— Request —
Can you write out all of the material below, word for word?

* START Material to process *

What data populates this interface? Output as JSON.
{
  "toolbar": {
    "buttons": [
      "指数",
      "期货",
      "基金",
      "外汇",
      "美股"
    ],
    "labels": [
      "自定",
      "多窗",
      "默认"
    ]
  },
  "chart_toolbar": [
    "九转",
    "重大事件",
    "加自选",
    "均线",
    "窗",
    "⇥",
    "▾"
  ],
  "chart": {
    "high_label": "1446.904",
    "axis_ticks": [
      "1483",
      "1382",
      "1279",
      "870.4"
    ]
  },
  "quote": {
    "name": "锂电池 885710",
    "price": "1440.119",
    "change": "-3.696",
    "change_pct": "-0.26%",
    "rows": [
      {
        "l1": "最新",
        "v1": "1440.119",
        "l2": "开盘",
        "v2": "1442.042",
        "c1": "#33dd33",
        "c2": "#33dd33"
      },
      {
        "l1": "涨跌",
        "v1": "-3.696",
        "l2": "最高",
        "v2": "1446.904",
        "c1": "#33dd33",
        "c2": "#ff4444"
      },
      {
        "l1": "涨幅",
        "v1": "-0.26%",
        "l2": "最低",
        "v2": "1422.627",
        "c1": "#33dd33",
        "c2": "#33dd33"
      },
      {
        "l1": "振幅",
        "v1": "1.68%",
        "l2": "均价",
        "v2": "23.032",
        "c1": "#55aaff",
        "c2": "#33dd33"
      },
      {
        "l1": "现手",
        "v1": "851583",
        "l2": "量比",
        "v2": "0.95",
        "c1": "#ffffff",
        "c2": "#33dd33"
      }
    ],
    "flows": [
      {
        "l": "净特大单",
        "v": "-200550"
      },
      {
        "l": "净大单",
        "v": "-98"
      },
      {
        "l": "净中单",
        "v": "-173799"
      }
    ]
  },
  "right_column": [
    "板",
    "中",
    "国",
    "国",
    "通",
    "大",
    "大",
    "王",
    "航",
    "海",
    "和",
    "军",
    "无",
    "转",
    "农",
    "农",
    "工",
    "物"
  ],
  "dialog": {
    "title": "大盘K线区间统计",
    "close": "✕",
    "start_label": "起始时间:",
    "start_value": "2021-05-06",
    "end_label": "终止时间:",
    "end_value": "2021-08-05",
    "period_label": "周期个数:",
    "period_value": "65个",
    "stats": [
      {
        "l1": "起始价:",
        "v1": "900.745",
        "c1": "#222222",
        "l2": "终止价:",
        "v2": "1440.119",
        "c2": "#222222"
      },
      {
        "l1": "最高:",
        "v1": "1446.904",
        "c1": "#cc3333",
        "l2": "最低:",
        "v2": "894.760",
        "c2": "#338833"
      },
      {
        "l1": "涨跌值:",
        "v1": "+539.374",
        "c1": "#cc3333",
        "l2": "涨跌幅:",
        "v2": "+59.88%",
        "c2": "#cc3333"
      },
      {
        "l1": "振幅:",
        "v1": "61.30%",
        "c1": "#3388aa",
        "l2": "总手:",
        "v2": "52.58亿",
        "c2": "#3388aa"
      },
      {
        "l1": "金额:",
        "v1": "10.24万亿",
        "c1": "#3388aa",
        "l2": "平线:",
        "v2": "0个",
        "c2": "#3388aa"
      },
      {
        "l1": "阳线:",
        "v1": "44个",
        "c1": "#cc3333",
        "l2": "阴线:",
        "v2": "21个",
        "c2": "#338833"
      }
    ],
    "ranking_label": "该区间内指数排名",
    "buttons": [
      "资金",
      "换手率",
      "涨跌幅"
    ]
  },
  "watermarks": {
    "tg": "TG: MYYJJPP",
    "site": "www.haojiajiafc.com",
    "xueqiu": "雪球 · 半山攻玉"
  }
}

* END Material to process *

— Task result —
What data populates this interface? Output as JSON.
{
  "toolbar": {
    "buttons": [
      "指数",
      "期货",
      "基金",
      "外汇",
      "美股"
    ],
    "labels": [
      "自定",
      "多窗",
      "默认"
    ]
  },
  "chart_toolbar": [
    "九转",
    "重大事件",
    "加自选",
    "均线",
    "窗",
    "⇥",
    "▾"
  ],
  "chart": {
    "high_label": "1446.904",
    "axis_ticks": [
      "1483",
      "1382",
      "1279",
      "870.4"
    ]
  },
  "quote": {
    "name": "锂电池 885710",
    "price": "1440.119",
    "change": "-3.696",
    "change_pct": "-0.26%",
    "rows": [
      {
        "l1": "最新",
        "v1": "1440.119",
        "l2": "开盘",
        "v2": "1442.042",
        "c1": "#33dd33",
        "c2": "#33dd33"
      },
      {
        "l1": "涨跌",
        "v1": "-3.696",
        "l2": "最高",
        "v2": "1446.904",
        "c1": "#33dd33",
        "c2": "#ff4444"
      },
      {
        "l1": "涨幅",
        "v1": "-0.26%",
        "l2": "最低",
        "v2": "1422.627",
        "c1": "#33dd33",
        "c2": "#33dd33"
      },
      {
        "l1": "振幅",
        "v1": "1.68%",
        "l2": "均价",
        "v2": "23.032",
        "c1": "#55aaff",
        "c2": "#33dd33"
      },
      {
        "l1": "现手",
        "v1": "851583",
        "l2": "量比",
        "v2": "0.95",
        "c1": "#ffffff",
        "c2": "#33dd33"
      }
    ],
    "flows": [
      {
        "l": "净特大单",
        "v": "-200550"
      },
      {
        "l": "净大单",
        "v": "-98"
      },
      {
        "l": "净中单",
        "v": "-173799"
      }
    ]
  },
  "right_column": [
    "板",
    "中",
    "国",
    "国",
    "通",
    "大",
    "大",
    "王",
    "航",
    "海",
    "和",
    "军",
    "无",
    "转",
    "农",
    "农",
    "工",
    "物"
  ],
  "dialog": {
    "title": "大盘K线区间统计",
    "close": "✕",
    "start_label": "起始时间:",
    "start_value": "2021-05-06",
    "end_label": "终止时间:",
    "end_value": "2021-08-05",
    "period_label": "周期个数:",
    "period_value": "65个",
    "stats": [
      {
        "l1": "起始价:",
        "v1": "900.745",
        "c1": "#222222",
        "l2": "终止价:",
        "v2": "1440.119",
        "c2": "#222222"
      },
      {
        "l1": "最高:",
        "v1": "1446.904",
        "c1": "#cc3333",
        "l2": "最低:",
        "v2": "894.760",
        "c2": "#338833"
      },
      {
        "l1": "涨跌值:",
        "v1": "+539.374",
        "c1": "#cc3333",
        "l2": "涨跌幅:",
        "v2": "+59.88%",
        "c2": "#cc3333"
      },
      {
        "l1": "振幅:",
        "v1": "61.30%",
        "c1": "#3388aa",
        "l2": "总手:",
        "v2": "52.58亿",
        "c2": "#3388aa"
      },
      {
        "l1": "金额:",
        "v1": "10.24万亿",
        "c1": "#3388aa",
        "l2": "平线:",
        "v2": "0个",
        "c2": "#3388aa"
      },
      {
        "l1": "阳线:",
        "v1": "44个",
        "c1": "#cc3333",
        "l2": "阴线:",
        "v2": "21个",
        "c2": "#338833"
      }
    ],
    "ranking_label": "该区间内指数排名",
    "buttons": [
      "资金",
      "换手率",
      "涨跌幅"
    ]
  },
  "watermarks": {
    "tg": "TG: MYYJJPP",
    "site": "www.haojiajiafc.com",
    "xueqiu": "雪球 · 半山攻玉"
  }
}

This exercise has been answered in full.